§ PAGE:
First, the researchers used a laser to cut “bricks” out of borosilicate glass sheets, which were then laminated. Then the team aligned and arranged the sheets so that the final product mimicked the three-dimensional structure of mother-of-pearl, with a type of plastic (called ethylene-vinyl acetate) acting as the “mortar.”

The new glass performs seemingly flawlessly. It’s transparent, does not produce any image distortions and instead of breaking under high stress, it bends. It also outperforms Plexiglass, two types of tempered glass and laminated glass in its impact resistance, the researchers report Thursday in the journal Science. All while being just as strong as laminated glass.

Plus, when the new material does break, it does so in a “graceful” fashion, says Barthelat. “Instead of breaking catastrophically with many cracks and shards like regular glasses, our material is much tougher: It ‘dents’ and deforms instead of cracking.”  

That means materials made from the new glass would be more resistant to chips, cracks and even small punctures. Barthelat says there are countless applications for the bioinspired glass — everything from windows and windshields to solar panels and touchscreens. And it won’t be that hard to manufacture, he says.

“Our fabrication method is relatively easy and scalable,” Barthelat says. “One could make industrial volumes of this material very easily and at a reasonable cost.”

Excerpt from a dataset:
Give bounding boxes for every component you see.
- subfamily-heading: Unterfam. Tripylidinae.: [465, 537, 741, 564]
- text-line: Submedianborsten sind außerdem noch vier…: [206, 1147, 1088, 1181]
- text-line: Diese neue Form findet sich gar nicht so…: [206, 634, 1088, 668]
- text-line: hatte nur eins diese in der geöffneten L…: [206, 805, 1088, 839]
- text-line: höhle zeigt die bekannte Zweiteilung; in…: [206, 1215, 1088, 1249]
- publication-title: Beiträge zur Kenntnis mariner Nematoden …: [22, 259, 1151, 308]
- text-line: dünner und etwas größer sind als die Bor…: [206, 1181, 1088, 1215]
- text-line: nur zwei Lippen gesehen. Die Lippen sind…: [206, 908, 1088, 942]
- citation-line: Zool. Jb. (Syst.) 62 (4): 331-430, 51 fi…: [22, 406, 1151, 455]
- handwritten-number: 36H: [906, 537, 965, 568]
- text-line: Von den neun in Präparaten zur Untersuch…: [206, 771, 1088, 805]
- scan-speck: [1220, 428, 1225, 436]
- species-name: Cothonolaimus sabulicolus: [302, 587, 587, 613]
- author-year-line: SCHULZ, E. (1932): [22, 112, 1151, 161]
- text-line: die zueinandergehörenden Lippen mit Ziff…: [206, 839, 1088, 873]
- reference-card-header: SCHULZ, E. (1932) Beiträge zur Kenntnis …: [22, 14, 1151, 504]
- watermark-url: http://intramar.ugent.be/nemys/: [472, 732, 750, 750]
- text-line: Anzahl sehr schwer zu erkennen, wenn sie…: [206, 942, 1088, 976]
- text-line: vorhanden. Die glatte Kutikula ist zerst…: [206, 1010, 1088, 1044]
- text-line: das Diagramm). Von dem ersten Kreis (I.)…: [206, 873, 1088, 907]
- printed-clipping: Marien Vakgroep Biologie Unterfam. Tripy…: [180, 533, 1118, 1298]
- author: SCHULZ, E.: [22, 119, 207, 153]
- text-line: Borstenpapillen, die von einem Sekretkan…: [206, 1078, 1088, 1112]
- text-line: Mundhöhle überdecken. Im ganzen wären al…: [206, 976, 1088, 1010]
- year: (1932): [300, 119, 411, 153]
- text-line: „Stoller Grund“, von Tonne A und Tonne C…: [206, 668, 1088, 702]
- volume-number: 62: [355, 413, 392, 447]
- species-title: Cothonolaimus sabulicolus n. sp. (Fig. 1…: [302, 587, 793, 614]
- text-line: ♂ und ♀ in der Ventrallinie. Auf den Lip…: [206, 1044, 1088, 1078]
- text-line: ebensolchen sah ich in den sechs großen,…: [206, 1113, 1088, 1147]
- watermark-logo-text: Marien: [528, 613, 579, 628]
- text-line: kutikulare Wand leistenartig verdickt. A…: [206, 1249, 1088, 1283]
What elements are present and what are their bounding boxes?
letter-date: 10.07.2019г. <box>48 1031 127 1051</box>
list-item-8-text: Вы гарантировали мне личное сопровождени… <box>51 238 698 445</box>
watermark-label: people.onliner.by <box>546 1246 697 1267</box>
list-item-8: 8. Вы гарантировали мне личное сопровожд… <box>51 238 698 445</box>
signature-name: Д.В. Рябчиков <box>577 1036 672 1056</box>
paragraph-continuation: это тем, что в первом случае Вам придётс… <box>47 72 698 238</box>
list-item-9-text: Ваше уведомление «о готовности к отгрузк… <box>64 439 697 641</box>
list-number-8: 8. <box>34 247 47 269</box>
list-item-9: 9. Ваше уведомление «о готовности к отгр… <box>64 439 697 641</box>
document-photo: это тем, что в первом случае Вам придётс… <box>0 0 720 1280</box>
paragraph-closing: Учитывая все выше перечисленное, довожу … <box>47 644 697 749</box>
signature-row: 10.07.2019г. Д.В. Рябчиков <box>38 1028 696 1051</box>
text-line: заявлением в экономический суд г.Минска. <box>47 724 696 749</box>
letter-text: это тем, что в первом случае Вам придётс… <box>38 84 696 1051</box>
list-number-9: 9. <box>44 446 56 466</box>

§ INSTRUCTIONS TO FOLLOW: Print the part of the bioinspired glass text that begins at the words "The new glass performs" and stops after the words "as laminated glass.". The records are separate material and have no connection to the glass text.

§ RESPONSE TO THE EXERCISE:
The new glass performs seemingly flawlessly. It’s transparent, does not produce any image distortions and instead of breaking under high stress, it bends. It also outperforms Plexiglass, two types of tempered glass and laminated glass in its impact resistance, the researchers report Thursday in the journal Science. All while being just as strong as laminated glass.